### Task description
Provide the number of lines containing the word "Critics", and nothing else.

== Material ==

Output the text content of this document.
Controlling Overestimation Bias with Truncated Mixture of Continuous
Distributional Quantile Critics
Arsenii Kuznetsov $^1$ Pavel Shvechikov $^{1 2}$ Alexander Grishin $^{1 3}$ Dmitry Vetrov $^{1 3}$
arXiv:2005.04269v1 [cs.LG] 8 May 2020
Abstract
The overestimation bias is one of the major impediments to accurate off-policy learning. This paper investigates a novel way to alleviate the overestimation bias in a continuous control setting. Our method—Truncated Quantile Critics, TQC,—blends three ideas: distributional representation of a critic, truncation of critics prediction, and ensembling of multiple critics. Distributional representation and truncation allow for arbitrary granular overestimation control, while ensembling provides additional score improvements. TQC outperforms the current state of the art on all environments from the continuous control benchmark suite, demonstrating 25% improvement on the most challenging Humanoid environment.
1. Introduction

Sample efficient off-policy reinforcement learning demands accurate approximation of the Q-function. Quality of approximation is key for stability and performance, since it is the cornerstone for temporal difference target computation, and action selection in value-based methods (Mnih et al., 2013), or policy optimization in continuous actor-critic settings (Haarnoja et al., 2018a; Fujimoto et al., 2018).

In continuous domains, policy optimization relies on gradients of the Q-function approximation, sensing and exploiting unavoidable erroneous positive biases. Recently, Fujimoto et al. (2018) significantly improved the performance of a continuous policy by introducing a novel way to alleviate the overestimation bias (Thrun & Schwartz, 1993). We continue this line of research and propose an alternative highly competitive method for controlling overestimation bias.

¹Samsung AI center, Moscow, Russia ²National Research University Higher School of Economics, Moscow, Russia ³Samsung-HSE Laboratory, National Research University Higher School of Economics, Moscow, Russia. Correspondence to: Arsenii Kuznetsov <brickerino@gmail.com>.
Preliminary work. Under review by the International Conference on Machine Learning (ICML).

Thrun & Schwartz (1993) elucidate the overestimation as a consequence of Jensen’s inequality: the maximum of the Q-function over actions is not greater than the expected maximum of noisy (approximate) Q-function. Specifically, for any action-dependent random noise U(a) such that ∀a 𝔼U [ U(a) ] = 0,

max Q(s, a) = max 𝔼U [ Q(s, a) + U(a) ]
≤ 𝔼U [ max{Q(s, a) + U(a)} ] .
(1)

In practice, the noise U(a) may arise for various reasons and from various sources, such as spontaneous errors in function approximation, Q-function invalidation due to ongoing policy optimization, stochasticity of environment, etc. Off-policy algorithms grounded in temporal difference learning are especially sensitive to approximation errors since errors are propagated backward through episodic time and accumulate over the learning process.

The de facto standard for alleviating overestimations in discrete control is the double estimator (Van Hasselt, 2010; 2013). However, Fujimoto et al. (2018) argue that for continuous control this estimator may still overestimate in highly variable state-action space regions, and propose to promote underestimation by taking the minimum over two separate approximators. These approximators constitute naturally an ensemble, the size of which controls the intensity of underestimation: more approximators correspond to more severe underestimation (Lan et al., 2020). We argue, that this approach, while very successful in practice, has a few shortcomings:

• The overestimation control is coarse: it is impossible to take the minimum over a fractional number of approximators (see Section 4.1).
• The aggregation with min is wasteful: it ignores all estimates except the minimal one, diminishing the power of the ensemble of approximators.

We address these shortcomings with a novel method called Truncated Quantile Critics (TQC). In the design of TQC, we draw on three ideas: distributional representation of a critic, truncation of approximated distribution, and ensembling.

===

### Result of this task
3